Task requirements >> Starting at the line with "Output a JSON", copy each line through the last one below exactly as written, without any pictures.

Stored data:
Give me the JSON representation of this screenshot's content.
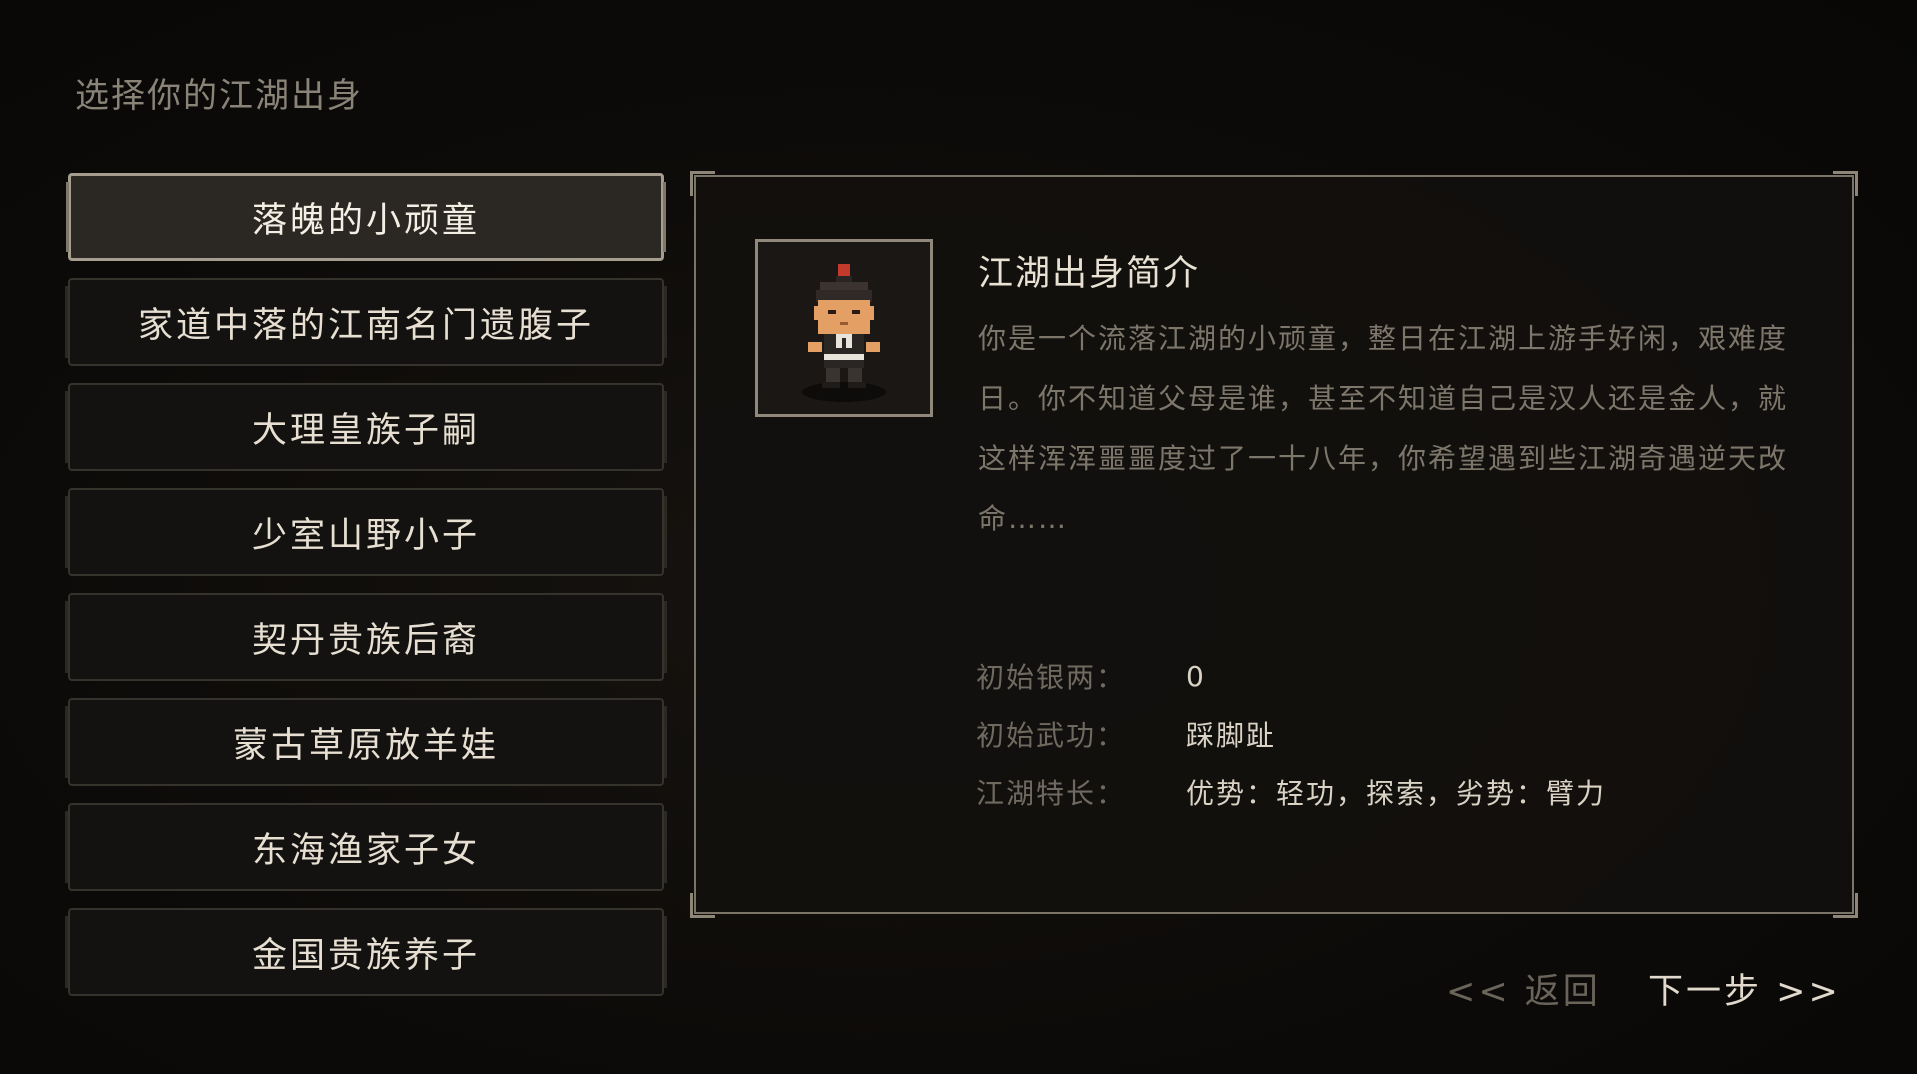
{
  "page": {
    "title": "选择你的江湖出身"
  },
  "origins": [
    {
      "label": "落魄的小顽童",
      "selected": true
    },
    {
      "label": "家道中落的江南名门遗腹子",
      "selected": false
    },
    {
      "label": "大理皇族子嗣",
      "selected": false
    },
    {
      "label": "少室山野小子",
      "selected": false
    },
    {
      "label": "契丹贵族后裔",
      "selected": false
    },
    {
      "label": "蒙古草原放羊娃",
      "selected": false
    },
    {
      "label": "东海渔家子女",
      "selected": false
    },
    {
      "label": "金国贵族养子",
      "selected": false
    }
  ],
  "detail": {
    "portrait_icon": "child-character-sprite",
    "title": "江湖出身简介",
    "description": "你是一个流落江湖的小顽童，整日在江湖上游手好闲，艰难度日。你不知道父母是谁，甚至不知道自己是汉人还是金人，就这样浑浑噩噩度过了一十八年，你希望遇到些江湖奇遇逆天改命……",
    "stats": [
      {
        "label": "初始银两：",
        "value": "0"
      },
      {
        "label": "初始武功：",
        "value": "踩脚趾"
      },
      {
        "label": "江湖特长：",
        "value": "优势：轻功，探索，劣势：臂力"
      }
    ]
  },
  "nav": {
    "back_label": "<< 返回",
    "next_label": "下一步 >>"
  },
  "colors": {
    "background": "#0c0a09",
    "selected_border": "#a59d8e",
    "text_primary": "#e6dfd2",
    "text_muted": "#7d766b"
  }
}
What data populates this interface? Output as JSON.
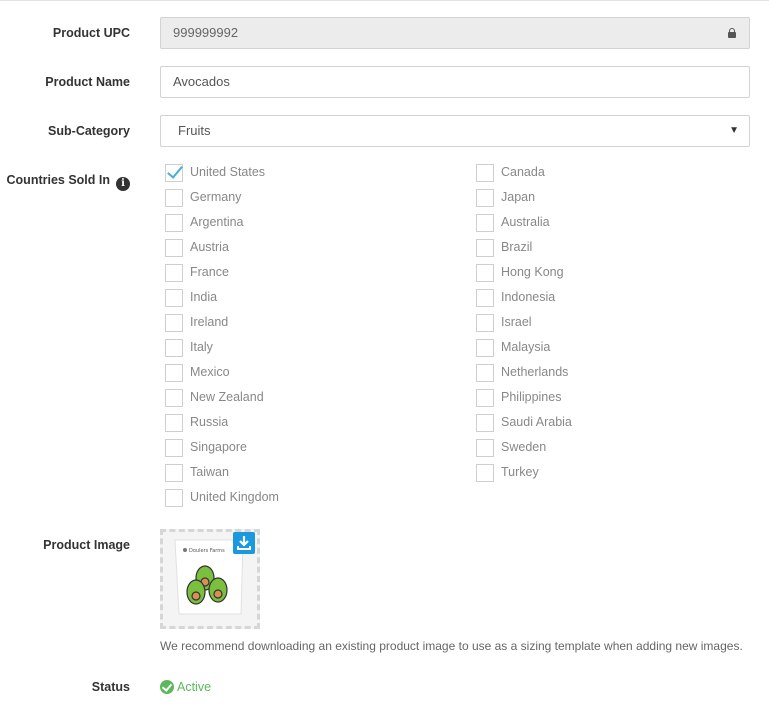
{
  "form": {
    "upc": {
      "label": "Product UPC",
      "value": "999999992"
    },
    "name": {
      "label": "Product Name",
      "value": "Avocados"
    },
    "subcategory": {
      "label": "Sub-Category",
      "value": "Fruits"
    },
    "countries": {
      "label": "Countries Sold In",
      "left": [
        {
          "name": "United States",
          "checked": true
        },
        {
          "name": "Germany",
          "checked": false
        },
        {
          "name": "Argentina",
          "checked": false
        },
        {
          "name": "Austria",
          "checked": false
        },
        {
          "name": "France",
          "checked": false
        },
        {
          "name": "India",
          "checked": false
        },
        {
          "name": "Ireland",
          "checked": false
        },
        {
          "name": "Italy",
          "checked": false
        },
        {
          "name": "Mexico",
          "checked": false
        },
        {
          "name": "New Zealand",
          "checked": false
        },
        {
          "name": "Russia",
          "checked": false
        },
        {
          "name": "Singapore",
          "checked": false
        },
        {
          "name": "Taiwan",
          "checked": false
        },
        {
          "name": "United Kingdom",
          "checked": false
        }
      ],
      "right": [
        {
          "name": "Canada",
          "checked": false
        },
        {
          "name": "Japan",
          "checked": false
        },
        {
          "name": "Australia",
          "checked": false
        },
        {
          "name": "Brazil",
          "checked": false
        },
        {
          "name": "Hong Kong",
          "checked": false
        },
        {
          "name": "Indonesia",
          "checked": false
        },
        {
          "name": "Israel",
          "checked": false
        },
        {
          "name": "Malaysia",
          "checked": false
        },
        {
          "name": "Netherlands",
          "checked": false
        },
        {
          "name": "Philippines",
          "checked": false
        },
        {
          "name": "Saudi Arabia",
          "checked": false
        },
        {
          "name": "Sweden",
          "checked": false
        },
        {
          "name": "Turkey",
          "checked": false
        }
      ]
    },
    "image": {
      "label": "Product Image",
      "package_text": "Doulers Farms",
      "note": "We recommend downloading an existing product image to use as a sizing template when adding new images."
    },
    "status": {
      "label": "Status",
      "value": "Active"
    }
  },
  "colors": {
    "accent": "#4bb1cf",
    "download": "#1a98e0",
    "active": "#5cb85c"
  }
}
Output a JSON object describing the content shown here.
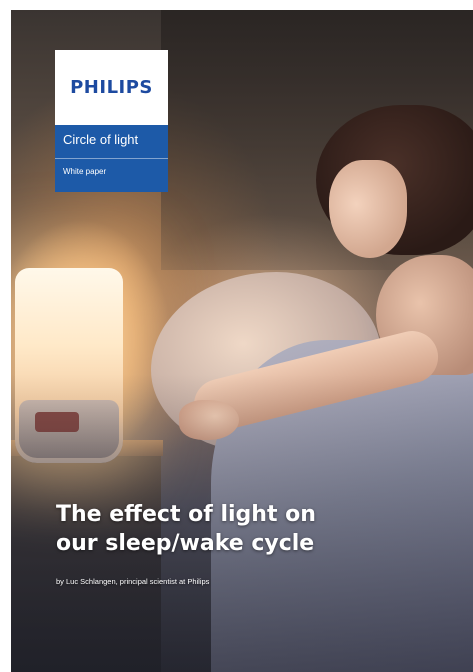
{
  "brand": {
    "logo_text": "PHILIPS",
    "title": "Circle of light",
    "subtitle": "White paper",
    "colors": {
      "logo": "#1d4aa0",
      "panel": "#1d5aa8"
    }
  },
  "cover": {
    "headline_line1": "The effect of light on",
    "headline_line2": "our sleep/wake cycle",
    "byline": "by Luc Schlangen, principal scientist at Philips"
  }
}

Result >>
Output a JSON object describing the content shown here.
{
  "brand": {
    "logo_text": "PHILIPS",
    "title": "Circle of light",
    "subtitle": "White paper",
    "colors": {
      "logo": "#1d4aa0",
      "panel": "#1d5aa8"
    }
  },
  "cover": {
    "headline_line1": "The effect of light on",
    "headline_line2": "our sleep/wake cycle",
    "byline": "by Luc Schlangen, principal scientist at Philips"
  }
}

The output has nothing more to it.